Brief
Read through the entries below and return each line with the word "машина".

Stored records
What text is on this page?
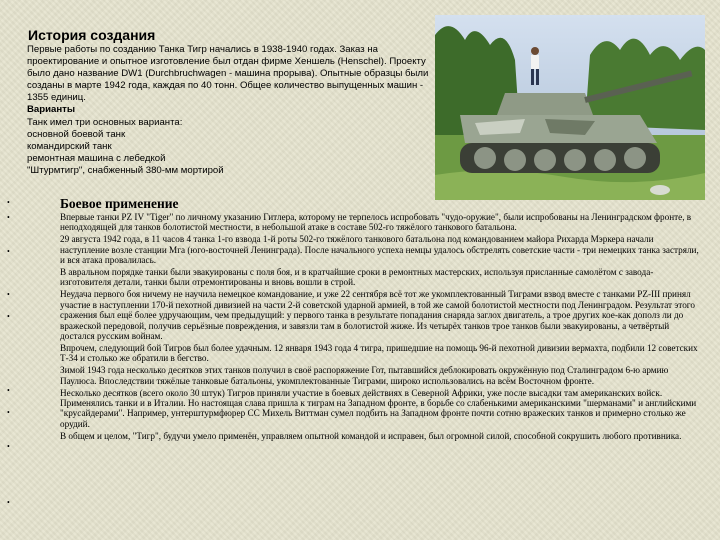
История создания

Первые работы по созданию Танка Тигр начались в 1938-1940 годах. Заказ на проектирование и опытное изготовление был отдан фирме Хеншель (Henschel). Проекту было дано название DW1 (Durchbruchwagen - машина прорыва). Опытные образцы были созданы в марте 1942 года, каждая по 40 тонн. Общее количество выпущенных машин - 1355 единиц.

Варианты
Танк имел три основных варианта:
основной боевой танк
командирский танк
ремонтная машина с лебедкой
"Штурмтигр", снабженный 380-мм мортирой
Боевое применение
•
•
•
•
•
•
•
•
•
Впервые танки PZ IV "Tiger" по личному указанию Гитлера, которому не терпелось испробовать "чудо-оружие", были испробованы на Ленинградском фронте, в неподходящей для танков болотистой местности, в небольшой атаке в составе 502-го тяжёлого танкового батальона.
29 августа 1942 года, в 11 часов 4 танка 1-го взвода 1-й роты 502-го тяжёлого танкового батальона под командованием майора Рихарда Мэркера начали наступление возле станции Мга (юго-восточней Ленинграда). После начального успеха немцы удалось обстрелять советские части - три немецких танка застряли, и вся атака провалилась.
В авральном порядке танки были эвакуированы с поля боя, и в кратчайшие сроки в ремонтных мастерских, используя присланные самолётом с завода-изготовителя детали, танки были отремонтированы и вновь вошли в строй.
Неудача первого боя ничему не научила немецкое командование, и уже 22 сентября всё тот же укомплектованный Тиграми взвод вместе с танками PZ-III принял участие в наступлении 170-й пехотной дивизией на части 2-й советской ударной армией, в той же самой болотистой местности под Ленинградом. Результат этого сражения был ещё более удручающим, чем предыдущий: у первого танка в результате попадания снаряда заглох двигатель, а трое других кое-как дополз ли до вражеской передовой, получив серьёзные повреждения, и завязли там в болотистой жиже. Из четырёх танков трое танков были эвакуированы, а четвёртый достался русским войнам.
Впрочем, следующий бой Тигров был более удачным. 12 января 1943 года 4 тигра, пришедшие на помощь 96-й пехотной дивизии вермахта, подбили 12 советских Т-34 и столько же обратили в бегство.
Зимой 1943 года несколько десятков этих танков получил в своё распоряжение Гот, пытавшийся деблокировать окружённую под Сталинградом 6-ю армию Паулюса. Впоследствии тяжёлые танковые батальоны, укомплектованные Тиграми, широко использовались на всём Восточном фронте.
Несколько десятков (всего около 30 штук) Тигров приняли участие в боевых действиях в Северной Африки, уже после высадки там американских войск. Применялись танки и в Италии. Но настоящая слава пришла к тиграм на Западном фронте, в борьбе со слабенькими американскими "шерманами" и английскими "крусайдерами". Например, унтерштурмфюрер СС Михель Виттман сумел подбить на Западном фронте почти сотню вражеских танков и примерно столько же орудий.
В общем и целом, "Тигр", будучи умело применён, управляем опытной командой и исправен, был огромной силой, способной сокрушить любого противника.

Solution to the exercise
Первые работы по созданию Танка Тигр начались в 1938-1940 годах. Заказ на проектирование и опытное изготовление был отдан фирме Хеншель (Henschel). Проекту было дано название DW1 (Durchbruchwagen - машина прорыва). Опытные образцы были созданы в марте 1942 года, каждая по 40 тонн. Общее количество выпущенных машин - 1355 единиц.
ремонтная машина с лебедкой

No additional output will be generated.